Records from a data collection
* * *

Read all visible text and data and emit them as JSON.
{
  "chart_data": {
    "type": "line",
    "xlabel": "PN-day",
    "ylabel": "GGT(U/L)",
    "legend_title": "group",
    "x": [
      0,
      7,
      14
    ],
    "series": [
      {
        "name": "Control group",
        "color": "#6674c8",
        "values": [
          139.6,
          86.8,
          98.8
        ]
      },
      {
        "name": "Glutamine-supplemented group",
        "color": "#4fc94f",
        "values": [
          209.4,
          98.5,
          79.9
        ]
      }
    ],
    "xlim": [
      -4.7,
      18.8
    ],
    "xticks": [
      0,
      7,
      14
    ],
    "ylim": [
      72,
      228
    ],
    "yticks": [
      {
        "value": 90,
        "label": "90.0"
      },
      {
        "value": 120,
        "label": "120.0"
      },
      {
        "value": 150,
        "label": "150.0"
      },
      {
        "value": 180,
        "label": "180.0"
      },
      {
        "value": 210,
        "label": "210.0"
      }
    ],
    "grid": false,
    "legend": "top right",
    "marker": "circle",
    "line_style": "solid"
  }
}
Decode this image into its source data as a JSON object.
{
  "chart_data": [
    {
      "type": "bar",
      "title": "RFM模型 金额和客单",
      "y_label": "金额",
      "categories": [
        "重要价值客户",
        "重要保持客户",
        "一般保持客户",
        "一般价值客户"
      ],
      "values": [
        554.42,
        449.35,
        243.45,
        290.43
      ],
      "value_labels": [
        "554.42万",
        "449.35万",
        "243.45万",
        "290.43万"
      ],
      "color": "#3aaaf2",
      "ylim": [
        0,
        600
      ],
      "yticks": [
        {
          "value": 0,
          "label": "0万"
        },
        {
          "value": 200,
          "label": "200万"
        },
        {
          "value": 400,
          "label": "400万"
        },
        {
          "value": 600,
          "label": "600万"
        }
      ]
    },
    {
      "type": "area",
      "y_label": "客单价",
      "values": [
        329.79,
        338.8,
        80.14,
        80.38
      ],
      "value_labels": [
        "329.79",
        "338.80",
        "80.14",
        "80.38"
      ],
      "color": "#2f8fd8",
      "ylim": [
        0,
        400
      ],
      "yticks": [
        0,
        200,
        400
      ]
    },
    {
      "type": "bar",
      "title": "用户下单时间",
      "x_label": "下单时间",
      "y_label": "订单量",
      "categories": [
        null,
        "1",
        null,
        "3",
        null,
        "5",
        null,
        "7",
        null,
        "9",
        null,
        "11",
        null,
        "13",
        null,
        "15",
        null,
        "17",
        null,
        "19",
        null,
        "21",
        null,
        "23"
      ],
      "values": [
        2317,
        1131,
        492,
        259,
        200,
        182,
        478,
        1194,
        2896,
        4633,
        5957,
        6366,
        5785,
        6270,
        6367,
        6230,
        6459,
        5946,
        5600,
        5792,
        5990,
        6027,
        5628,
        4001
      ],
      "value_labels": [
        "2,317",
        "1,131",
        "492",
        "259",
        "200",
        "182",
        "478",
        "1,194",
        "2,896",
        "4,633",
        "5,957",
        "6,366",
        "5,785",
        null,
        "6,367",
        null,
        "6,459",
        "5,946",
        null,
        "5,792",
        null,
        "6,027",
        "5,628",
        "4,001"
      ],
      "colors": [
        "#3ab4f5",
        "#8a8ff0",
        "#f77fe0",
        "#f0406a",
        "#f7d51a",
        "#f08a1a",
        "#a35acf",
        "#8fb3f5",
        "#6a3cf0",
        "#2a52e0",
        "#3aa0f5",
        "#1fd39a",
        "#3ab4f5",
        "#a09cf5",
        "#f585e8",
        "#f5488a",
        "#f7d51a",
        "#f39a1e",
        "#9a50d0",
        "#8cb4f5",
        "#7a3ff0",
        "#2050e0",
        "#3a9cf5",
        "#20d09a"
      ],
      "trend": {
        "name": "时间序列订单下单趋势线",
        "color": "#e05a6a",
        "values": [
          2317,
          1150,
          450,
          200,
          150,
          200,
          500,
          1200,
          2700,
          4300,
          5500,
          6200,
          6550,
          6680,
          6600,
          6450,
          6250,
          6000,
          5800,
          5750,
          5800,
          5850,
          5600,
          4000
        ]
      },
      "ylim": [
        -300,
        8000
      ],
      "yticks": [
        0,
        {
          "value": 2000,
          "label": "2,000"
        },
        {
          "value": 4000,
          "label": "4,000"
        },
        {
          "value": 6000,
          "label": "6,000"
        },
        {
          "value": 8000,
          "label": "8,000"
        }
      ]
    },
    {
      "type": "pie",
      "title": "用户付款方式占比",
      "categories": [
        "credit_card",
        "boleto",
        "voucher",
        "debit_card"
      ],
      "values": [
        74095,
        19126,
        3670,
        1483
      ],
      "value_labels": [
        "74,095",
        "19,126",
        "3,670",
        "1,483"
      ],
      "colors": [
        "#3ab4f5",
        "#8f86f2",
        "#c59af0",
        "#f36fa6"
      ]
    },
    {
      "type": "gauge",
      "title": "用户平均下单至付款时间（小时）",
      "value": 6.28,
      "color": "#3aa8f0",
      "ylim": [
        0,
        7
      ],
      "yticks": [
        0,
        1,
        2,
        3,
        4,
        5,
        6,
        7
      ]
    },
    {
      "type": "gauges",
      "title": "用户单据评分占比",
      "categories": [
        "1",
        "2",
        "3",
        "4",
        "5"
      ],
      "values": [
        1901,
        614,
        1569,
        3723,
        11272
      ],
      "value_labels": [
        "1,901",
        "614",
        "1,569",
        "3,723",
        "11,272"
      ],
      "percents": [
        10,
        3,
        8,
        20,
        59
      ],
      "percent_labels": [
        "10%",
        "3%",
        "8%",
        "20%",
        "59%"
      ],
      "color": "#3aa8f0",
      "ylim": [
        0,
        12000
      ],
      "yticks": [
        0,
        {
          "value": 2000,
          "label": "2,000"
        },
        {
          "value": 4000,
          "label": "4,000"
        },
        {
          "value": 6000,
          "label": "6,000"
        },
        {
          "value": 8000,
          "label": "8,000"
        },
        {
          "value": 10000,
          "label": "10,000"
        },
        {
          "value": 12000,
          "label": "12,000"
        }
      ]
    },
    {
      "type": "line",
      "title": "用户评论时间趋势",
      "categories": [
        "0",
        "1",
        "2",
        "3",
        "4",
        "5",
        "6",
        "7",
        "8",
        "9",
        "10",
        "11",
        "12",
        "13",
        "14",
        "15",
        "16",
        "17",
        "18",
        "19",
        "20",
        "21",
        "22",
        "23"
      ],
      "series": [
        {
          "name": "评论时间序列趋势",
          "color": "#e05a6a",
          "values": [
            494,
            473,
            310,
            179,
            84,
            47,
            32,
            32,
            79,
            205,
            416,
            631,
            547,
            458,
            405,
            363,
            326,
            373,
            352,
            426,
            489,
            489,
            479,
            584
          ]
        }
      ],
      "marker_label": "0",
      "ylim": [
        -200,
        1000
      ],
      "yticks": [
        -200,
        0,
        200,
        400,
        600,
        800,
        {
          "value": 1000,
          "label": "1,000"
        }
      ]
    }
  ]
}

* * *

> Aim of the exercise: Every entry should be printed again exactly as written.

> Task solution:
Read all visible text and data and emit them as JSON.
{
  "chart_data": {
    "type": "line",
    "xlabel": "PN-day",
    "ylabel": "GGT(U/L)",
    "legend_title": "group",
    "x": [
      0,
      7,
      14
    ],
    "series": [
      {
        "name": "Control group",
        "color": "#6674c8",
        "values": [
          139.6,
          86.8,
          98.8
        ]
      },
      {
        "name": "Glutamine-supplemented group",
        "color": "#4fc94f",
        "values": [
          209.4,
          98.5,
          79.9
        ]
      }
    ],
    "xlim": [
      -4.7,
      18.8
    ],
    "xticks": [
      0,
      7,
      14
    ],
    "ylim": [
      72,
      228
    ],
    "yticks": [
      {
        "value": 90,
        "label": "90.0"
      },
      {
        "value": 120,
        "label": "120.0"
      },
      {
        "value": 150,
        "label": "150.0"
      },
      {
        "value": 180,
        "label": "180.0"
      },
      {
        "value": 210,
        "label": "210.0"
      }
    ],
    "grid": false,
    "legend": "top right",
    "marker": "circle",
    "line_style": "solid"
  }
}
Decode this image into its source data as a JSON object.
{
  "chart_data": [
    {
      "type": "bar",
      "title": "RFM模型 金额和客单",
      "y_label": "金额",
      "categories": [
        "重要价值客户",
        "重要保持客户",
        "一般保持客户",
        "一般价值客户"
      ],
      "values": [
        554.42,
        449.35,
        243.45,
        290.43
      ],
      "value_labels": [
        "554.42万",
        "449.35万",
        "243.45万",
        "290.43万"
      ],
      "color": "#3aaaf2",
      "ylim": [
        0,
        600
      ],
      "yticks": [
        {
          "value": 0,
          "label": "0万"
        },
        {
          "value": 200,
          "label": "200万"
        },
        {
          "value": 400,
          "label": "400万"
        },
        {
          "value": 600,
          "label": "600万"
        }
      ]
    },
    {
      "type": "area",
      "y_label": "客单价",
      "values": [
        329.79,
        338.8,
        80.14,
        80.38
      ],
      "value_labels": [
        "329.79",
        "338.80",
        "80.14",
        "80.38"
      ],
      "color": "#2f8fd8",
      "ylim": [
        0,
        400
      ],
      "yticks": [
        0,
        200,
        400
      ]
    },
    {
      "type": "bar",
      "title": "用户下单时间",
      "x_label": "下单时间",
      "y_label": "订单量",
      "categories": [
        null,
        "1",
        null,
        "3",
        null,
        "5",
        null,
        "7",
        null,
        "9",
        null,
        "11",
        null,
        "13",
        null,
        "15",
        null,
        "17",
        null,
        "19",
        null,
        "21",
        null,
        "23"
      ],
      "values": [
        2317,
        1131,
        492,
        259,
        200,
        182,
        478,
        1194,
        2896,
        4633,
        5957,
        6366,
        5785,
        6270,
        6367,
        6230,
        6459,
        5946,
        5600,
        5792,
        5990,
        6027,
        5628,
        4001
      ],
      "value_labels": [
        "2,317",
        "1,131",
        "492",
        "259",
        "200",
        "182",
        "478",
        "1,194",
        "2,896",
        "4,633",
        "5,957",
        "6,366",
        "5,785",
        null,
        "6,367",
        null,
        "6,459",
        "5,946",
        null,
        "5,792",
        null,
        "6,027",
        "5,628",
        "4,001"
      ],
      "colors": [
        "#3ab4f5",
        "#8a8ff0",
        "#f77fe0",
        "#f0406a",
        "#f7d51a",
        "#f08a1a",
        "#a35acf",
        "#8fb3f5",
        "#6a3cf0",
        "#2a52e0",
        "#3aa0f5",
        "#1fd39a",
        "#3ab4f5",
        "#a09cf5",
        "#f585e8",
        "#f5488a",
        "#f7d51a",
        "#f39a1e",
        "#9a50d0",
        "#8cb4f5",
        "#7a3ff0",
        "#2050e0",
        "#3a9cf5",
        "#20d09a"
      ],
      "trend": {
        "name": "时间序列订单下单趋势线",
        "color": "#e05a6a",
        "values": [
          2317,
          1150,
          450,
          200,
          150,
          200,
          500,
          1200,
          2700,
          4300,
          5500,
          6200,
          6550,
          6680,
          6600,
          6450,
          6250,
          6000,
          5800,
          5750,
          5800,
          5850,
          5600,
          4000
        ]
      },
      "ylim": [
        -300,
        8000
      ],
      "yticks": [
        0,
        {
          "value": 2000,
          "label": "2,000"
        },
        {
          "value": 4000,
          "label": "4,000"
        },
        {
          "value": 6000,
          "label": "6,000"
        },
        {
          "value": 8000,
          "label": "8,000"
        }
      ]
    },
    {
      "type": "pie",
      "title": "用户付款方式占比",
      "categories": [
        "credit_card",
        "boleto",
        "voucher",
        "debit_card"
      ],
      "values": [
        74095,
        19126,
        3670,
        1483
      ],
      "value_labels": [
        "74,095",
        "19,126",
        "3,670",
        "1,483"
      ],
      "colors": [
        "#3ab4f5",
        "#8f86f2",
        "#c59af0",
        "#f36fa6"
      ]
    },
    {
      "type": "gauge",
      "title": "用户平均下单至付款时间（小时）",
      "value": 6.28,
      "color": "#3aa8f0",
      "ylim": [
        0,
        7
      ],
      "yticks": [
        0,
        1,
        2,
        3,
        4,
        5,
        6,
        7
      ]
    },
    {
      "type": "gauges",
      "title": "用户单据评分占比",
      "categories": [
        "1",
        "2",
        "3",
        "4",
        "5"
      ],
      "values": [
        1901,
        614,
        1569,
        3723,
        11272
      ],
      "value_labels": [
        "1,901",
        "614",
        "1,569",
        "3,723",
        "11,272"
      ],
      "percents": [
        10,
        3,
        8,
        20,
        59
      ],
      "percent_labels": [
        "10%",
        "3%",
        "8%",
        "20%",
        "59%"
      ],
      "color": "#3aa8f0",
      "ylim": [
        0,
        12000
      ],
      "yticks": [
        0,
        {
          "value": 2000,
          "label": "2,000"
        },
        {
          "value": 4000,
          "label": "4,000"
        },
        {
          "value": 6000,
          "label": "6,000"
        },
        {
          "value": 8000,
          "label": "8,000"
        },
        {
          "value": 10000,
          "label": "10,000"
        },
        {
          "value": 12000,
          "label": "12,000"
        }
      ]
    },
    {
      "type": "line",
      "title": "用户评论时间趋势",
      "categories": [
        "0",
        "1",
        "2",
        "3",
        "4",
        "5",
        "6",
        "7",
        "8",
        "9",
        "10",
        "11",
        "12",
        "13",
        "14",
        "15",
        "16",
        "17",
        "18",
        "19",
        "20",
        "21",
        "22",
        "23"
      ],
      "series": [
        {
          "name": "评论时间序列趋势",
          "color": "#e05a6a",
          "values": [
            494,
            473,
            310,
            179,
            84,
            47,
            32,
            32,
            79,
            205,
            416,
            631,
            547,
            458,
            405,
            363,
            326,
            373,
            352,
            426,
            489,
            489,
            479,
            584
          ]
        }
      ],
      "marker_label": "0",
      "ylim": [
        -200,
        1000
      ],
      "yticks": [
        -200,
        0,
        200,
        400,
        600,
        800,
        {
          "value": 1000,
          "label": "1,000"
        }
      ]
    }
  ]
}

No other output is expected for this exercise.